-- START GIVEN INFORMATION --

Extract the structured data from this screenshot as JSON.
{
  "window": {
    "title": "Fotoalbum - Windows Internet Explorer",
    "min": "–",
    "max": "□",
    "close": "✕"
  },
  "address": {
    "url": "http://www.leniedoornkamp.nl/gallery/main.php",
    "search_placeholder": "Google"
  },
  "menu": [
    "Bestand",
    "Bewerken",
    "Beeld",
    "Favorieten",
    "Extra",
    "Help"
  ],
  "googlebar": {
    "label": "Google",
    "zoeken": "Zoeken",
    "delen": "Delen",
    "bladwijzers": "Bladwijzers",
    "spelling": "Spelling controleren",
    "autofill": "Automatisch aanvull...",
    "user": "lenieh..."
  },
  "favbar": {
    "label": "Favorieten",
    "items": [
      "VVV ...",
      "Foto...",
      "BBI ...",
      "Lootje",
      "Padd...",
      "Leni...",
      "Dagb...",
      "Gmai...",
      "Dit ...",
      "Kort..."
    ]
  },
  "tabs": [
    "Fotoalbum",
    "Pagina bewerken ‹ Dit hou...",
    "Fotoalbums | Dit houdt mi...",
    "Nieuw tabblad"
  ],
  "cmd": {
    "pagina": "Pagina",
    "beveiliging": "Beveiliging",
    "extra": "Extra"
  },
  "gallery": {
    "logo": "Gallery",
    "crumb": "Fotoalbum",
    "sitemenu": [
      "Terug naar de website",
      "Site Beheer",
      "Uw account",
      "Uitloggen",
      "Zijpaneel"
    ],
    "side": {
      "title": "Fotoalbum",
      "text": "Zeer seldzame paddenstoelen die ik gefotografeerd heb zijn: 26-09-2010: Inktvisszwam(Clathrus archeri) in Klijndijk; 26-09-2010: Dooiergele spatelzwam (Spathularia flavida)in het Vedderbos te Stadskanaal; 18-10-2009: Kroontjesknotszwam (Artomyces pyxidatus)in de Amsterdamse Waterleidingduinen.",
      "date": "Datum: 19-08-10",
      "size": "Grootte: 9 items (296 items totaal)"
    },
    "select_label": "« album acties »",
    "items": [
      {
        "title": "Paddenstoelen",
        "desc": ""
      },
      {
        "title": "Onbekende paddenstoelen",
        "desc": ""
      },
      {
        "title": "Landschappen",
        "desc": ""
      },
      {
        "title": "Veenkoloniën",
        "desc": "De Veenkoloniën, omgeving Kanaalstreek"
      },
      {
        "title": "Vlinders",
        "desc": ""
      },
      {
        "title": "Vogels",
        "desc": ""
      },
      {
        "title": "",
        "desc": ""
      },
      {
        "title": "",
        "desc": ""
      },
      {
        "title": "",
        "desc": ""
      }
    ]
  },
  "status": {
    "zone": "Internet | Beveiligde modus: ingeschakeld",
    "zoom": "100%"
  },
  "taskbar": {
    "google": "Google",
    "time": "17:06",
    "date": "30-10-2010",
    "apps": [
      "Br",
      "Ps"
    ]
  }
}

-- END GIVEN INFORMATION --

WHAT YOU ARE ASKED TO DO >>
Say how many lines contain the string "Internet", giving nothing but the count.

FULL RESPONSE >>
2